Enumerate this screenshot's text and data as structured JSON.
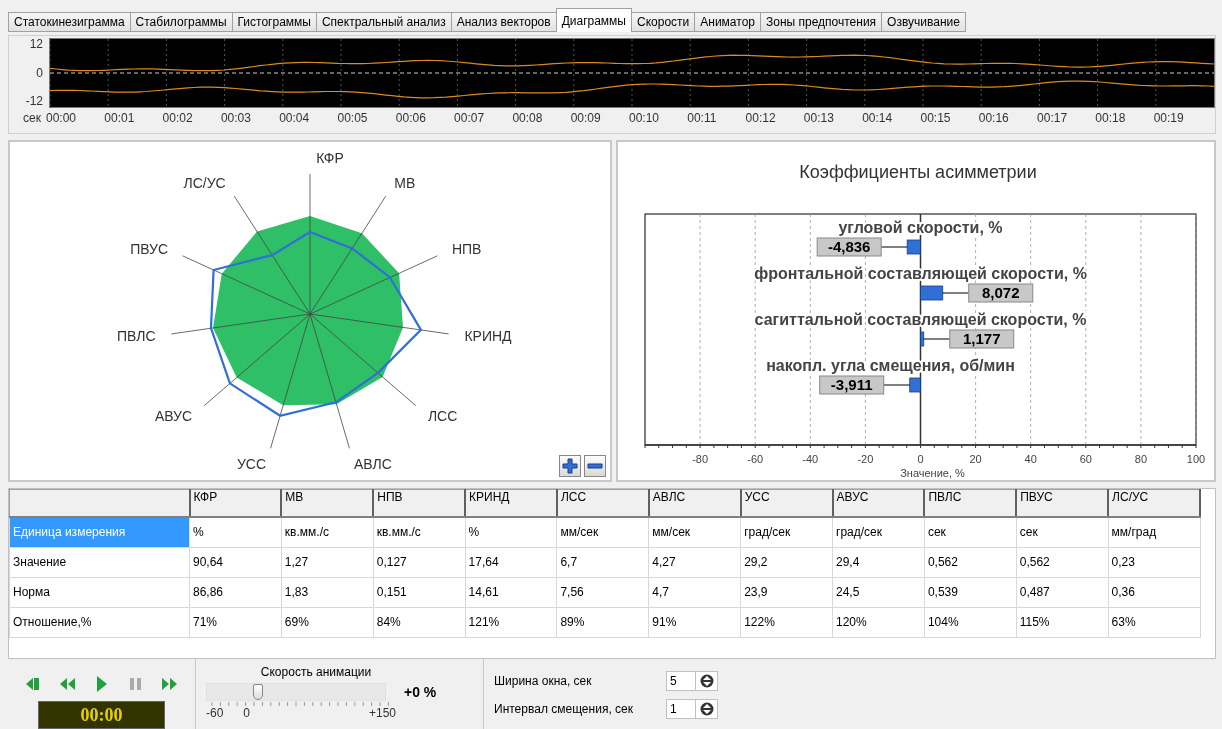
{
  "tabs": [
    {
      "label": "Статокинезиграмма",
      "selected": false
    },
    {
      "label": "Стабилограммы",
      "selected": false
    },
    {
      "label": "Гистограммы",
      "selected": false
    },
    {
      "label": "Спектральный анализ",
      "selected": false
    },
    {
      "label": "Анализ векторов",
      "selected": false
    },
    {
      "label": "Диаграммы",
      "selected": true
    },
    {
      "label": "Скорости",
      "selected": false
    },
    {
      "label": "Аниматор",
      "selected": false
    },
    {
      "label": "Зоны предпочтения",
      "selected": false
    },
    {
      "label": "Озвучивание",
      "selected": false
    }
  ],
  "signal_graph": {
    "y_labels": [
      "12",
      "0",
      "-12"
    ],
    "time_unit": "сек",
    "time_labels": [
      "00:00",
      "00:01",
      "00:02",
      "00:03",
      "00:04",
      "00:05",
      "00:06",
      "00:07",
      "00:08",
      "00:09",
      "00:10",
      "00:11",
      "00:12",
      "00:13",
      "00:14",
      "00:15",
      "00:16",
      "00:17",
      "00:18",
      "00:19"
    ]
  },
  "radar": {
    "axes": [
      "КФР",
      "МВ",
      "НПВ",
      "КРИНД",
      "ЛСС",
      "АВЛС",
      "УСС",
      "АВУС",
      "ПВЛС",
      "ПВУС",
      "ЛС/УС"
    ]
  },
  "asymmetry_chart": {
    "chart_data": {
      "type": "bar",
      "orientation": "horizontal",
      "title": "Коэффициенты асимметрии",
      "xlabel": "Значение, %",
      "categories": [
        "угловой скорости, %",
        "фронтальной составляющей скорости, %",
        "сагиттальной составляющей скорости, %",
        "накопл. угла смещения, об/мин"
      ],
      "values": [
        -4.836,
        8.072,
        1.177,
        -3.911
      ],
      "value_labels": [
        "-4,836",
        "8,072",
        "1,177",
        "-3,911"
      ],
      "xlim": [
        -100,
        100
      ],
      "grid": true,
      "xticks": [
        -80,
        -60,
        -40,
        -20,
        0,
        20,
        40,
        60,
        80,
        100
      ]
    }
  },
  "table": {
    "columns": [
      "КФР",
      "МВ",
      "НПВ",
      "КРИНД",
      "ЛСС",
      "АВЛС",
      "УСС",
      "АВУС",
      "ПВЛС",
      "ПВУС",
      "ЛС/УС"
    ],
    "rows": [
      {
        "label": "Единица измерения",
        "selected": true,
        "cells": [
          "%",
          "кв.мм./с",
          "кв.мм./с",
          "%",
          "мм/сек",
          "мм/сек",
          "град/сек",
          "град/сек",
          "сек",
          "сек",
          "мм/град"
        ]
      },
      {
        "label": "Значение",
        "selected": false,
        "cells": [
          "90,64",
          "1,27",
          "0,127",
          "17,64",
          "6,7",
          "4,27",
          "29,2",
          "29,4",
          "0,562",
          "0,562",
          "0,23"
        ]
      },
      {
        "label": "Норма",
        "selected": false,
        "cells": [
          "86,86",
          "1,83",
          "0,151",
          "14,61",
          "7,56",
          "4,7",
          "23,9",
          "24,5",
          "0,539",
          "0,487",
          "0,36"
        ]
      },
      {
        "label": "Отношение,%",
        "selected": false,
        "cells": [
          "71%",
          "69%",
          "84%",
          "121%",
          "89%",
          "91%",
          "122%",
          "120%",
          "104%",
          "115%",
          "63%"
        ]
      }
    ]
  },
  "player": {
    "time": "00:00"
  },
  "speed": {
    "label": "Скорость анимации",
    "level": 0.286,
    "reading": "+0 %",
    "scale": [
      "-60",
      "0",
      "+150"
    ]
  },
  "settings": [
    {
      "label": "Ширина окна, сек",
      "value": "5"
    },
    {
      "label": "Интервал смещения, сек",
      "value": "1"
    }
  ]
}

= = = = = = =

Leaving the pictures aside, transcribe the entire listing exactly.

Enumerate this screenshot's text and data as structured JSON.
{
  "tabs": [
    {
      "label": "Статокинезиграмма",
      "selected": false
    },
    {
      "label": "Стабилограммы",
      "selected": false
    },
    {
      "label": "Гистограммы",
      "selected": false
    },
    {
      "label": "Спектральный анализ",
      "selected": false
    },
    {
      "label": "Анализ векторов",
      "selected": false
    },
    {
      "label": "Диаграммы",
      "selected": true
    },
    {
      "label": "Скорости",
      "selected": false
    },
    {
      "label": "Аниматор",
      "selected": false
    },
    {
      "label": "Зоны предпочтения",
      "selected": false
    },
    {
      "label": "Озвучивание",
      "selected": false
    }
  ],
  "signal_graph": {
    "y_labels": [
      "12",
      "0",
      "-12"
    ],
    "time_unit": "сек",
    "time_labels": [
      "00:00",
      "00:01",
      "00:02",
      "00:03",
      "00:04",
      "00:05",
      "00:06",
      "00:07",
      "00:08",
      "00:09",
      "00:10",
      "00:11",
      "00:12",
      "00:13",
      "00:14",
      "00:15",
      "00:16",
      "00:17",
      "00:18",
      "00:19"
    ]
  },
  "radar": {
    "axes": [
      "КФР",
      "МВ",
      "НПВ",
      "КРИНД",
      "ЛСС",
      "АВЛС",
      "УСС",
      "АВУС",
      "ПВЛС",
      "ПВУС",
      "ЛС/УС"
    ]
  },
  "asymmetry_chart": {
    "chart_data": {
      "type": "bar",
      "orientation": "horizontal",
      "title": "Коэффициенты асимметрии",
      "xlabel": "Значение, %",
      "categories": [
        "угловой скорости, %",
        "фронтальной составляющей скорости, %",
        "сагиттальной составляющей скорости, %",
        "накопл. угла смещения, об/мин"
      ],
      "values": [
        -4.836,
        8.072,
        1.177,
        -3.911
      ],
      "value_labels": [
        "-4,836",
        "8,072",
        "1,177",
        "-3,911"
      ],
      "xlim": [
        -100,
        100
      ],
      "grid": true,
      "xticks": [
        -80,
        -60,
        -40,
        -20,
        0,
        20,
        40,
        60,
        80,
        100
      ]
    }
  },
  "table": {
    "columns": [
      "КФР",
      "МВ",
      "НПВ",
      "КРИНД",
      "ЛСС",
      "АВЛС",
      "УСС",
      "АВУС",
      "ПВЛС",
      "ПВУС",
      "ЛС/УС"
    ],
    "rows": [
      {
        "label": "Единица измерения",
        "selected": true,
        "cells": [
          "%",
          "кв.мм./с",
          "кв.мм./с",
          "%",
          "мм/сек",
          "мм/сек",
          "град/сек",
          "град/сек",
          "сек",
          "сек",
          "мм/град"
        ]
      },
      {
        "label": "Значение",
        "selected": false,
        "cells": [
          "90,64",
          "1,27",
          "0,127",
          "17,64",
          "6,7",
          "4,27",
          "29,2",
          "29,4",
          "0,562",
          "0,562",
          "0,23"
        ]
      },
      {
        "label": "Норма",
        "selected": false,
        "cells": [
          "86,86",
          "1,83",
          "0,151",
          "14,61",
          "7,56",
          "4,7",
          "23,9",
          "24,5",
          "0,539",
          "0,487",
          "0,36"
        ]
      },
      {
        "label": "Отношение,%",
        "selected": false,
        "cells": [
          "71%",
          "69%",
          "84%",
          "121%",
          "89%",
          "91%",
          "122%",
          "120%",
          "104%",
          "115%",
          "63%"
        ]
      }
    ]
  },
  "player": {
    "time": "00:00"
  },
  "speed": {
    "label": "Скорость анимации",
    "level": 0.286,
    "reading": "+0 %",
    "scale": [
      "-60",
      "0",
      "+150"
    ]
  },
  "settings": [
    {
      "label": "Ширина окна, сек",
      "value": "5"
    },
    {
      "label": "Интервал смещения, сек",
      "value": "1"
    }
  ]
}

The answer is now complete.